## START Source material

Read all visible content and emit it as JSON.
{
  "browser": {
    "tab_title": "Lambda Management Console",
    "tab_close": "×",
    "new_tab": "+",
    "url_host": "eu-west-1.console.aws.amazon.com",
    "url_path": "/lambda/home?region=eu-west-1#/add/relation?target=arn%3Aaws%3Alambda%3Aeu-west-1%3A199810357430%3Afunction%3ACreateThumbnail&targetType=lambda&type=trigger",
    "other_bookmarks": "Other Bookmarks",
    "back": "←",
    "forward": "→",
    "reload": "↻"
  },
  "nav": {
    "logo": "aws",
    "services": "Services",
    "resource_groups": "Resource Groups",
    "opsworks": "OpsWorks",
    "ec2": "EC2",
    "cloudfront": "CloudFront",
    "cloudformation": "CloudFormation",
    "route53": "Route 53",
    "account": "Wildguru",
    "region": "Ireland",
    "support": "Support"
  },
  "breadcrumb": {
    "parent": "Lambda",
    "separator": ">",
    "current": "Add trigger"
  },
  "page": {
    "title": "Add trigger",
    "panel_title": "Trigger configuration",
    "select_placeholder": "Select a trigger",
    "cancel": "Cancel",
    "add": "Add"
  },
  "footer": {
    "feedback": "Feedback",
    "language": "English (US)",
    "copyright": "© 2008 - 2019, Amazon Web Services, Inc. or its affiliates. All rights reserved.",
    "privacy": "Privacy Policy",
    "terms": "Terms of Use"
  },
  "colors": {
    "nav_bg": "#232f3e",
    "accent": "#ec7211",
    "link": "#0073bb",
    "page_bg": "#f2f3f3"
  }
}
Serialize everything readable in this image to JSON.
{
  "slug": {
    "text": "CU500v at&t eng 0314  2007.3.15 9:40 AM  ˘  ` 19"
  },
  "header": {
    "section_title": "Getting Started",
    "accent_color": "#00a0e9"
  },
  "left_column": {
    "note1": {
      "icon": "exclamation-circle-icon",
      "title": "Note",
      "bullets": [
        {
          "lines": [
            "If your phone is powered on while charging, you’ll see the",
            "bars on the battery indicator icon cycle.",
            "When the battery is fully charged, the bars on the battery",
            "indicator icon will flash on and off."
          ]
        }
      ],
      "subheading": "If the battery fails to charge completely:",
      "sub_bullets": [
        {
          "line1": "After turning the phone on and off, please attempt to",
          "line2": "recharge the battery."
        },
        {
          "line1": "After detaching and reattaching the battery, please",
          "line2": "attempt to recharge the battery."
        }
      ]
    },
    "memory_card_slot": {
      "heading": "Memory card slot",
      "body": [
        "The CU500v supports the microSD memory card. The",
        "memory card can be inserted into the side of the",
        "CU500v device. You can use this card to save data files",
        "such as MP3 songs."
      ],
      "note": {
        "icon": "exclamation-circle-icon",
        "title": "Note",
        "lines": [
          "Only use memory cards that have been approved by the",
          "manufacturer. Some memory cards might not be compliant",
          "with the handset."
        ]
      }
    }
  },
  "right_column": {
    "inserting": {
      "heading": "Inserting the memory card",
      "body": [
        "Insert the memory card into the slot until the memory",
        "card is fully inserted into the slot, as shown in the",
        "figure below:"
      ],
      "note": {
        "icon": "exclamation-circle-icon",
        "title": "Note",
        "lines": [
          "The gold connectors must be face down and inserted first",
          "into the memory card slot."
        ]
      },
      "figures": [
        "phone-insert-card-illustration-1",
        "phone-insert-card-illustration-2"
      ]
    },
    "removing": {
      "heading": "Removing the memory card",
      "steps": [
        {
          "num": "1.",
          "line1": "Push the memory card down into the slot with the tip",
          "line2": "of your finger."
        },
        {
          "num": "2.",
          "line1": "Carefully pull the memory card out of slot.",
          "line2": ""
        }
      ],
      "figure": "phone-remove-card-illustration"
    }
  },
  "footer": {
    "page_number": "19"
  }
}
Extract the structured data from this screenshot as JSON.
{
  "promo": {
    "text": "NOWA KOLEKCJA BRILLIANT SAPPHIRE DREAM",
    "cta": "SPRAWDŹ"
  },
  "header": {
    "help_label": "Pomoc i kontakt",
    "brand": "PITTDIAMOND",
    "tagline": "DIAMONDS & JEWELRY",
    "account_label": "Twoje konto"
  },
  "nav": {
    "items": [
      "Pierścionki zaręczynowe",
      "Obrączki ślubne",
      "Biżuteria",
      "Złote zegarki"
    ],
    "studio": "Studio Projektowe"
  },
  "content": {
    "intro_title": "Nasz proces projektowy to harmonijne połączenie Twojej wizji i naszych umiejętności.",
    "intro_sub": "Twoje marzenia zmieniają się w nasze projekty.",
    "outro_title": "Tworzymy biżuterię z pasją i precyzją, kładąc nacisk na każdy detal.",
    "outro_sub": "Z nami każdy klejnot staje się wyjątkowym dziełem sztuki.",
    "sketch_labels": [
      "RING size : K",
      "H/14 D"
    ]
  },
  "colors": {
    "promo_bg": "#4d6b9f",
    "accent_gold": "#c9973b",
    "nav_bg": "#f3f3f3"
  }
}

## END Source material

Using the records above, please retype only the run of lines from the line holding "Extract the structured" through the last line, both ends included.

Extract the structured data from this screenshot as JSON.
{
  "promo": {
    "text": "NOWA KOLEKCJA BRILLIANT SAPPHIRE DREAM",
    "cta": "SPRAWDŹ"
  },
  "header": {
    "help_label": "Pomoc i kontakt",
    "brand": "PITTDIAMOND",
    "tagline": "DIAMONDS & JEWELRY",
    "account_label": "Twoje konto"
  },
  "nav": {
    "items": [
      "Pierścionki zaręczynowe",
      "Obrączki ślubne",
      "Biżuteria",
      "Złote zegarki"
    ],
    "studio": "Studio Projektowe"
  },
  "content": {
    "intro_title": "Nasz proces projektowy to harmonijne połączenie Twojej wizji i naszych umiejętności.",
    "intro_sub": "Twoje marzenia zmieniają się w nasze projekty.",
    "outro_title": "Tworzymy biżuterię z pasją i precyzją, kładąc nacisk na każdy detal.",
    "outro_sub": "Z nami każdy klejnot staje się wyjątkowym dziełem sztuki.",
    "sketch_labels": [
      "RING size : K",
      "H/14 D"
    ]
  },
  "colors": {
    "promo_bg": "#4d6b9f",
    "accent_gold": "#c9973b",
    "nav_bg": "#f3f3f3"
  }
}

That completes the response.